— START OF GIVEN RECORDS —

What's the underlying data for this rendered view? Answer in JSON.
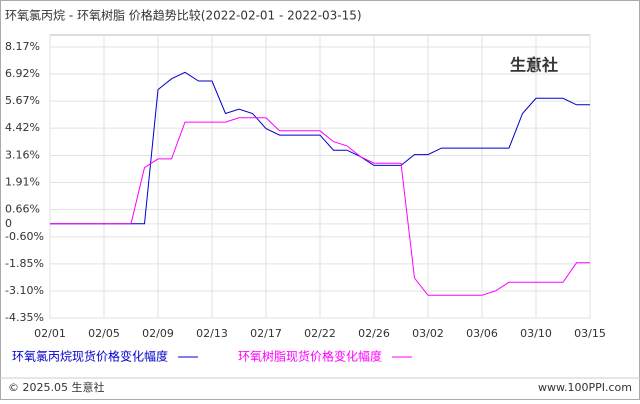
{
  "chart_data": {
    "type": "line",
    "title": "环氧氯丙烷 - 环氧树脂 价格趋势比较(2022-02-01 - 2022-03-15)",
    "categories": [
      "02/01",
      null,
      null,
      null,
      "02/05",
      null,
      null,
      null,
      "02/09",
      null,
      null,
      null,
      "02/13",
      null,
      null,
      null,
      "02/17",
      null,
      null,
      null,
      "02/22",
      null,
      null,
      null,
      "02/26",
      null,
      null,
      null,
      "03/02",
      null,
      null,
      null,
      "03/06",
      null,
      null,
      null,
      "03/10",
      null,
      null,
      null,
      "03/15"
    ],
    "series": [
      {
        "name": "环氧氯丙烷现货价格变化幅度",
        "color": "#0000cc",
        "values": [
          0,
          0,
          0,
          0,
          0,
          0,
          0,
          0,
          6.2,
          6.7,
          7.0,
          6.6,
          6.6,
          5.1,
          5.3,
          5.1,
          4.4,
          4.1,
          4.1,
          4.1,
          4.1,
          3.4,
          3.4,
          3.1,
          2.7,
          2.7,
          2.7,
          3.2,
          3.2,
          3.5,
          3.5,
          3.5,
          3.5,
          3.5,
          3.5,
          5.1,
          5.8,
          5.8,
          5.8,
          5.5,
          5.5
        ]
      },
      {
        "name": "环氧树脂现货价格变化幅度",
        "color": "#ff00ff",
        "values": [
          0,
          0,
          0,
          0,
          0,
          0,
          0,
          2.6,
          3.0,
          3.0,
          4.7,
          4.7,
          4.7,
          4.7,
          4.9,
          4.9,
          4.9,
          4.3,
          4.3,
          4.3,
          4.3,
          3.8,
          3.6,
          3.1,
          2.8,
          2.8,
          2.8,
          -2.5,
          -3.3,
          -3.3,
          -3.3,
          -3.3,
          -3.3,
          -3.1,
          -2.7,
          -2.7,
          -2.7,
          -2.7,
          -2.7,
          -1.8,
          -1.8
        ]
      }
    ],
    "ylim": [
      -4.35,
      8.17
    ],
    "yticks": [
      {
        "value": 8.17,
        "label": "8.17%"
      },
      {
        "value": 6.92,
        "label": "6.92%"
      },
      {
        "value": 5.67,
        "label": "5.67%"
      },
      {
        "value": 4.42,
        "label": "4.42%"
      },
      {
        "value": 3.16,
        "label": "3.16%"
      },
      {
        "value": 1.91,
        "label": "1.91%"
      },
      {
        "value": 0.66,
        "label": "0.66%"
      },
      0,
      {
        "value": -0.6,
        "label": "-0.60%"
      },
      {
        "value": -1.85,
        "label": "-1.85%"
      },
      {
        "value": -3.1,
        "label": "-3.10%"
      },
      {
        "value": -4.35,
        "label": "-4.35%"
      }
    ],
    "grid": true
  },
  "watermark": "生意社",
  "footer": {
    "copyright": "© 2025.05 生意社",
    "site": "www.100PPI.com"
  }
}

— END OF GIVEN RECORDS —

**WHAT TO WORK ON:**
Check each line of the entries for the string "label". Copy the lines that have it.

**SOLUTION FOR THIS PROBLEM:**
        "label": "8.17%"
        "label": "6.92%"
        "label": "5.67%"
        "label": "4.42%"
        "label": "3.16%"
        "label": "1.91%"
        "label": "0.66%"
        "label": "-0.60%"
        "label": "-1.85%"
        "label": "-3.10%"
        "label": "-4.35%"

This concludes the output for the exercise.